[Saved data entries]
======
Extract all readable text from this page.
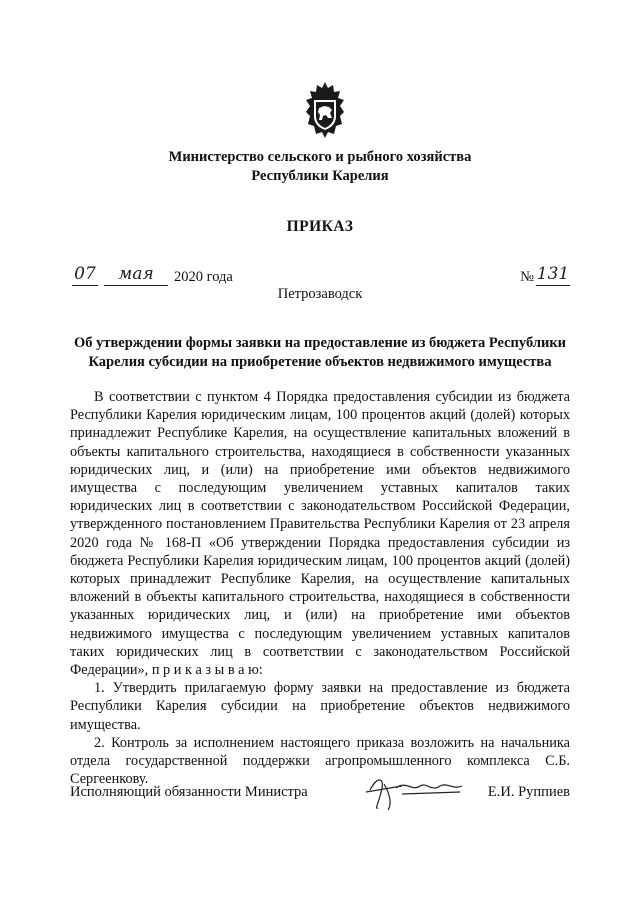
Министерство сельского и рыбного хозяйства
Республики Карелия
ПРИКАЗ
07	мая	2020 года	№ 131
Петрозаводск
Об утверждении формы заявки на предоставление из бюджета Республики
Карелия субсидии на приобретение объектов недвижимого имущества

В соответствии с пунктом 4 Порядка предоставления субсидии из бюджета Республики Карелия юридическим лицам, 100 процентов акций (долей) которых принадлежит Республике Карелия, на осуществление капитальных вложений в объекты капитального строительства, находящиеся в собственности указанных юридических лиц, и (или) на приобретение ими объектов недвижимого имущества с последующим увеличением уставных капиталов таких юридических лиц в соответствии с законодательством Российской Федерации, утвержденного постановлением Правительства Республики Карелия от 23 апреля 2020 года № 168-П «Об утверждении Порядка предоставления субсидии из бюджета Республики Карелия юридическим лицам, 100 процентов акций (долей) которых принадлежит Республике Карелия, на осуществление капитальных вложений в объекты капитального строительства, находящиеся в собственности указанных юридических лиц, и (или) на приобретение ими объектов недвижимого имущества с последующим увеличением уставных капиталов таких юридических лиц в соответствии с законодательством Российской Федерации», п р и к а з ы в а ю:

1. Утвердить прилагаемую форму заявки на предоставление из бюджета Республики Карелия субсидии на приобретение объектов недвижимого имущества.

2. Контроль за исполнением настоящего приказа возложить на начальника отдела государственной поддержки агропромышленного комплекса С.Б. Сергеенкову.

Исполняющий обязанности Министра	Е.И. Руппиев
======
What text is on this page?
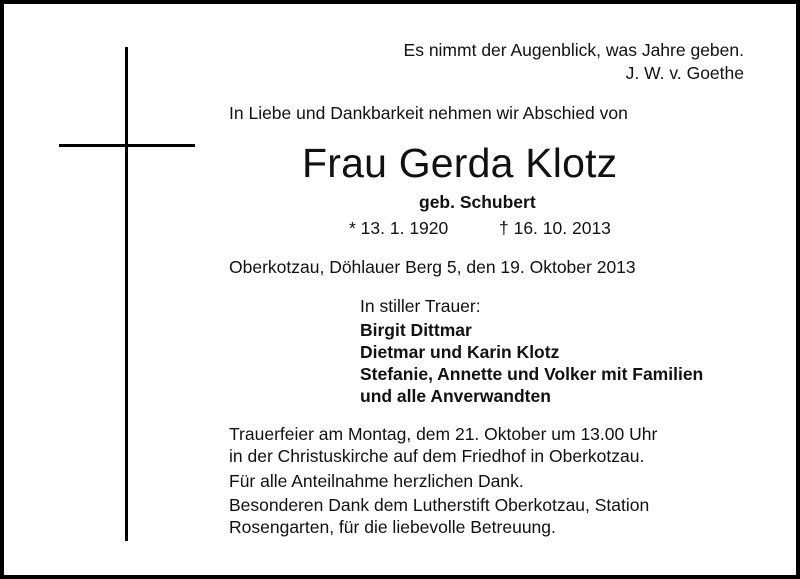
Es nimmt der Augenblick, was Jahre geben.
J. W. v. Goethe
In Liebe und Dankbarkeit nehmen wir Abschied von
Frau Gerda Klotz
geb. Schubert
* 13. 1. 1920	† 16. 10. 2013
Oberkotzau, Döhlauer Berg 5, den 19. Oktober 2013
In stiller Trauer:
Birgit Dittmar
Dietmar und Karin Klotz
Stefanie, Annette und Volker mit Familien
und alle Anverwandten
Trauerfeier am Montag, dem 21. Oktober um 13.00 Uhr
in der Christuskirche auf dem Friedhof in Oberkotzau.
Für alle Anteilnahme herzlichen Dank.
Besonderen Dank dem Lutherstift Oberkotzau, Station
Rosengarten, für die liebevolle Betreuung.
======
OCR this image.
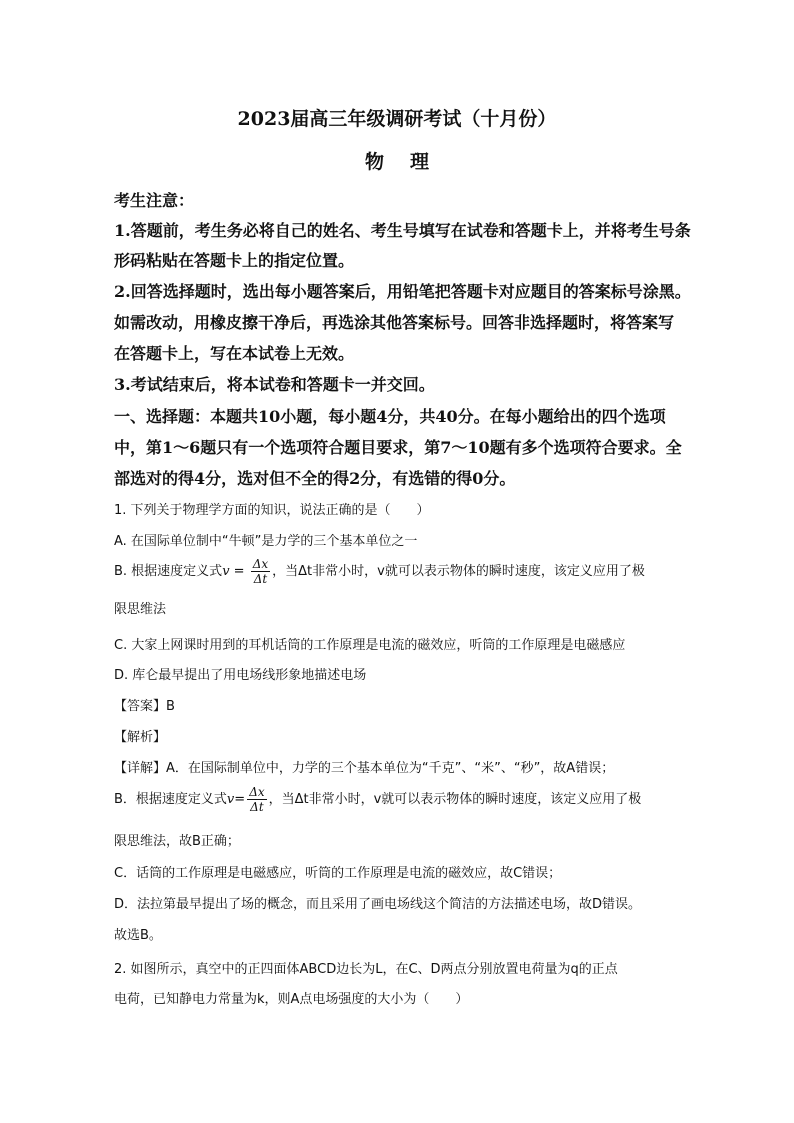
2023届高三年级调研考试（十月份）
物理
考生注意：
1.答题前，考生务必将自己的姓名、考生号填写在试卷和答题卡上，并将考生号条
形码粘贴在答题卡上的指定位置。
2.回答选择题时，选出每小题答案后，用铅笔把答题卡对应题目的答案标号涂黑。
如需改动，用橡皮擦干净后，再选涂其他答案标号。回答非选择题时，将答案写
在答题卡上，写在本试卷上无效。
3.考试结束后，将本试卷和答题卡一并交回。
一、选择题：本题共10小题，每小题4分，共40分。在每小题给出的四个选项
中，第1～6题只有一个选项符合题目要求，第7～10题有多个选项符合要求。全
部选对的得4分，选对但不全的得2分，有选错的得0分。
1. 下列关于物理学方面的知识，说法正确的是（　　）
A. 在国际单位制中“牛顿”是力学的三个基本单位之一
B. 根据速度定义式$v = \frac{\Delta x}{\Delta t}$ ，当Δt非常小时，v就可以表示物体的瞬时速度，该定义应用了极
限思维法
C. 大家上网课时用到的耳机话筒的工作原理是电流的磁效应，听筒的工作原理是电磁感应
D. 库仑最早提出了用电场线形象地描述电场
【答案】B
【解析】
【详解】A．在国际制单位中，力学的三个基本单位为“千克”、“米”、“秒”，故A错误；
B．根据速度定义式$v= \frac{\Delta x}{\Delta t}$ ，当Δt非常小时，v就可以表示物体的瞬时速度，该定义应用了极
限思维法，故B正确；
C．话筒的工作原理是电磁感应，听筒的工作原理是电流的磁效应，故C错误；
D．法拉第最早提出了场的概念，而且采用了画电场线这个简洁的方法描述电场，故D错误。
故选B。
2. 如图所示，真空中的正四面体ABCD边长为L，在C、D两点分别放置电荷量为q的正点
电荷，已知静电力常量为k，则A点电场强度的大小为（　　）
======
● **STATED PROBLEM**
Where a line of the records above holds the word "this", copy that line.

● **WRITTEN RESPONSE**
Extract all readable text from this page.
What text is on this page?
OCR this image.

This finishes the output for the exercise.